▶
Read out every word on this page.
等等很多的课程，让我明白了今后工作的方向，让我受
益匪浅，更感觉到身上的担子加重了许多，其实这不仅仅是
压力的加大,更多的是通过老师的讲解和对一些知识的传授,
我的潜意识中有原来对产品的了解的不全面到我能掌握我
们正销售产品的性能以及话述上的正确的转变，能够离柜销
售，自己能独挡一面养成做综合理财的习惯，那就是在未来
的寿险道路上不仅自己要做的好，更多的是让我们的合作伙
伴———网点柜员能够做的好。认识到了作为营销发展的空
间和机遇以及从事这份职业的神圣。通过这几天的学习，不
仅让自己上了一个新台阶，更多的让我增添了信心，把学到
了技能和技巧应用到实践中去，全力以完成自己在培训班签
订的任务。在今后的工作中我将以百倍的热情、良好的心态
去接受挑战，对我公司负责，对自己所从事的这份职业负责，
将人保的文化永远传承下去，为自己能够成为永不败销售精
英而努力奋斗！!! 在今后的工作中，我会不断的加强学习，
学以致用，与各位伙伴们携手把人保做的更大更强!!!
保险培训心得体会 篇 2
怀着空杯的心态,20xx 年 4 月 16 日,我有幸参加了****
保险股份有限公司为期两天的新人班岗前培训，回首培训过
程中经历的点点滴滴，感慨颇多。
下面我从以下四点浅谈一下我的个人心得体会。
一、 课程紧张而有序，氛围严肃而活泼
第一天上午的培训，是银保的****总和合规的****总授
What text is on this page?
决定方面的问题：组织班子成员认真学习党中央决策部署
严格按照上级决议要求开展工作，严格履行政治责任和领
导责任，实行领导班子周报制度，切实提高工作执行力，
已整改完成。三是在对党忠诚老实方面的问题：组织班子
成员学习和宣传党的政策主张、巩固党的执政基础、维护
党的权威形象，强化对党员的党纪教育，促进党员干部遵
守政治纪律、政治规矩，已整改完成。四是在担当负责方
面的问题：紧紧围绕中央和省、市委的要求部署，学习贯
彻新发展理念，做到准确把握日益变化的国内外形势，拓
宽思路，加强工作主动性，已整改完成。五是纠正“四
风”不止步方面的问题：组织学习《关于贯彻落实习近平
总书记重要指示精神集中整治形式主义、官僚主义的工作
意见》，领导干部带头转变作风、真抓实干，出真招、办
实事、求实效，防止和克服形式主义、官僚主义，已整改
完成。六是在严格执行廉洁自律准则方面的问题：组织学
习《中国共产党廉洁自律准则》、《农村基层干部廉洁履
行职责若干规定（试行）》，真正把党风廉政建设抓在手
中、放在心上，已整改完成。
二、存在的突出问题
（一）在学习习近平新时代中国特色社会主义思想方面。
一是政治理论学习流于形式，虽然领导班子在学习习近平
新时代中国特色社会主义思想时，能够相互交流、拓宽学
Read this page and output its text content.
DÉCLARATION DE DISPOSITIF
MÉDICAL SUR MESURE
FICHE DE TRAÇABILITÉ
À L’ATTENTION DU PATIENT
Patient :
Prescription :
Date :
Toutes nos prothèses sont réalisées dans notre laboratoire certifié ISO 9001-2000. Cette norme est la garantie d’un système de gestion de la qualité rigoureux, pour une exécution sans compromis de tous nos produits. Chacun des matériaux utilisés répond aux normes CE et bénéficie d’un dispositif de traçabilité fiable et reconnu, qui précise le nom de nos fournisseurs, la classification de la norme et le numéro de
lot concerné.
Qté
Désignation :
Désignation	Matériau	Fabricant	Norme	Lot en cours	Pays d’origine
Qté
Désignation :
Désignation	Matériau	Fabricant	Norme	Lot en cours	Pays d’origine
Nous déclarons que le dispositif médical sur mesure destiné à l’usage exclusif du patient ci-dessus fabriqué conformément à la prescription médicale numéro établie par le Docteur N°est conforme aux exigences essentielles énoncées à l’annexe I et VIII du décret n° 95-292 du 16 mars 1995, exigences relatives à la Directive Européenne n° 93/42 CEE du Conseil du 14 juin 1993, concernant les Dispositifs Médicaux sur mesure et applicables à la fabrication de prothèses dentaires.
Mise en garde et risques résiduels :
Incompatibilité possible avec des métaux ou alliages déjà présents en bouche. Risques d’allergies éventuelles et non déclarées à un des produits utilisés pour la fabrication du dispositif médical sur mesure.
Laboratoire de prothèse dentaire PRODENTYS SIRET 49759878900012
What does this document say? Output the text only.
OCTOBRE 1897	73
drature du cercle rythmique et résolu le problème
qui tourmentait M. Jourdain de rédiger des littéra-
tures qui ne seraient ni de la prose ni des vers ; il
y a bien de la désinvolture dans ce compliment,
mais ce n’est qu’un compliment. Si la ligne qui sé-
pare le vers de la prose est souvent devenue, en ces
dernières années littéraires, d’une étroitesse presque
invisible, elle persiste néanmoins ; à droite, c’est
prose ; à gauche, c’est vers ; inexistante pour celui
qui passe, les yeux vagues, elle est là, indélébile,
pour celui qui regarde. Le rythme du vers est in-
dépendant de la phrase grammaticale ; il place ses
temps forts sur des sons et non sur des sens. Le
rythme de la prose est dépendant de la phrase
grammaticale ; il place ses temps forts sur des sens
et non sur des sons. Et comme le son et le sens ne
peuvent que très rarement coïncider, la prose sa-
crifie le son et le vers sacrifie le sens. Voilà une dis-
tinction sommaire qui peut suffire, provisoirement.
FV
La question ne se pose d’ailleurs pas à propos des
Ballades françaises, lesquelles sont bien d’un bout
◀
**WHAT YOU ARE ASKED TO DO:** Repeat all of the records above exactly as written.

**FINISHED EXERCISE:**
Read out every word on this page.
等等很多的课程，让我明白了今后工作的方向，让我受
益匪浅，更感觉到身上的担子加重了许多，其实这不仅仅是
压力的加大,更多的是通过老师的讲解和对一些知识的传授,
我的潜意识中有原来对产品的了解的不全面到我能掌握我
们正销售产品的性能以及话述上的正确的转变，能够离柜销
售，自己能独挡一面养成做综合理财的习惯，那就是在未来
的寿险道路上不仅自己要做的好，更多的是让我们的合作伙
伴———网点柜员能够做的好。认识到了作为营销发展的空
间和机遇以及从事这份职业的神圣。通过这几天的学习，不
仅让自己上了一个新台阶，更多的让我增添了信心，把学到
了技能和技巧应用到实践中去，全力以完成自己在培训班签
订的任务。在今后的工作中我将以百倍的热情、良好的心态
去接受挑战，对我公司负责，对自己所从事的这份职业负责，
将人保的文化永远传承下去，为自己能够成为永不败销售精
英而努力奋斗！!! 在今后的工作中，我会不断的加强学习，
学以致用，与各位伙伴们携手把人保做的更大更强!!!
保险培训心得体会 篇 2
怀着空杯的心态,20xx 年 4 月 16 日,我有幸参加了****
保险股份有限公司为期两天的新人班岗前培训，回首培训过
程中经历的点点滴滴，感慨颇多。
下面我从以下四点浅谈一下我的个人心得体会。
一、 课程紧张而有序，氛围严肃而活泼
第一天上午的培训，是银保的****总和合规的****总授
What text is on this page?
决定方面的问题：组织班子成员认真学习党中央决策部署
严格按照上级决议要求开展工作，严格履行政治责任和领
导责任，实行领导班子周报制度，切实提高工作执行力，
已整改完成。三是在对党忠诚老实方面的问题：组织班子
成员学习和宣传党的政策主张、巩固党的执政基础、维护
党的权威形象，强化对党员的党纪教育，促进党员干部遵
守政治纪律、政治规矩，已整改完成。四是在担当负责方
面的问题：紧紧围绕中央和省、市委的要求部署，学习贯
彻新发展理念，做到准确把握日益变化的国内外形势，拓
宽思路，加强工作主动性，已整改完成。五是纠正“四
风”不止步方面的问题：组织学习《关于贯彻落实习近平
总书记重要指示精神集中整治形式主义、官僚主义的工作
意见》，领导干部带头转变作风、真抓实干，出真招、办
实事、求实效，防止和克服形式主义、官僚主义，已整改
完成。六是在严格执行廉洁自律准则方面的问题：组织学
习《中国共产党廉洁自律准则》、《农村基层干部廉洁履
行职责若干规定（试行）》，真正把党风廉政建设抓在手
中、放在心上，已整改完成。
二、存在的突出问题
（一）在学习习近平新时代中国特色社会主义思想方面。
一是政治理论学习流于形式，虽然领导班子在学习习近平
新时代中国特色社会主义思想时，能够相互交流、拓宽学
Read this page and output its text content.
DÉCLARATION DE DISPOSITIF
MÉDICAL SUR MESURE
FICHE DE TRAÇABILITÉ
À L’ATTENTION DU PATIENT
Patient :
Prescription :
Date :
Toutes nos prothèses sont réalisées dans notre laboratoire certifié ISO 9001-2000. Cette norme est la garantie d’un système de gestion de la qualité rigoureux, pour une exécution sans compromis de tous nos produits. Chacun des matériaux utilisés répond aux normes CE et bénéficie d’un dispositif de traçabilité fiable et reconnu, qui précise le nom de nos fournisseurs, la classification de la norme et le numéro de
lot concerné.
Qté
Désignation :
Désignation	Matériau	Fabricant	Norme	Lot en cours	Pays d’origine
Qté
Désignation :
Désignation	Matériau	Fabricant	Norme	Lot en cours	Pays d’origine
Nous déclarons que le dispositif médical sur mesure destiné à l’usage exclusif du patient ci-dessus fabriqué conformément à la prescription médicale numéro établie par le Docteur N°est conforme aux exigences essentielles énoncées à l’annexe I et VIII du décret n° 95-292 du 16 mars 1995, exigences relatives à la Directive Européenne n° 93/42 CEE du Conseil du 14 juin 1993, concernant les Dispositifs Médicaux sur mesure et applicables à la fabrication de prothèses dentaires.
Mise en garde et risques résiduels :
Incompatibilité possible avec des métaux ou alliages déjà présents en bouche. Risques d’allergies éventuelles et non déclarées à un des produits utilisés pour la fabrication du dispositif médical sur mesure.
Laboratoire de prothèse dentaire PRODENTYS SIRET 49759878900012
What does this document say? Output the text only.
OCTOBRE 1897	73
drature du cercle rythmique et résolu le problème
qui tourmentait M. Jourdain de rédiger des littéra-
tures qui ne seraient ni de la prose ni des vers ; il
y a bien de la désinvolture dans ce compliment,
mais ce n’est qu’un compliment. Si la ligne qui sé-
pare le vers de la prose est souvent devenue, en ces
dernières années littéraires, d’une étroitesse presque
invisible, elle persiste néanmoins ; à droite, c’est
prose ; à gauche, c’est vers ; inexistante pour celui
qui passe, les yeux vagues, elle est là, indélébile,
pour celui qui regarde. Le rythme du vers est in-
dépendant de la phrase grammaticale ; il place ses
temps forts sur des sons et non sur des sens. Le
rythme de la prose est dépendant de la phrase
grammaticale ; il place ses temps forts sur des sens
et non sur des sons. Et comme le son et le sens ne
peuvent que très rarement coïncider, la prose sa-
crifie le son et le vers sacrifie le sens. Voilà une dis-
tinction sommaire qui peut suffire, provisoirement.
FV
La question ne se pose d’ailleurs pas à propos des
Ballades françaises, lesquelles sont bien d’un bout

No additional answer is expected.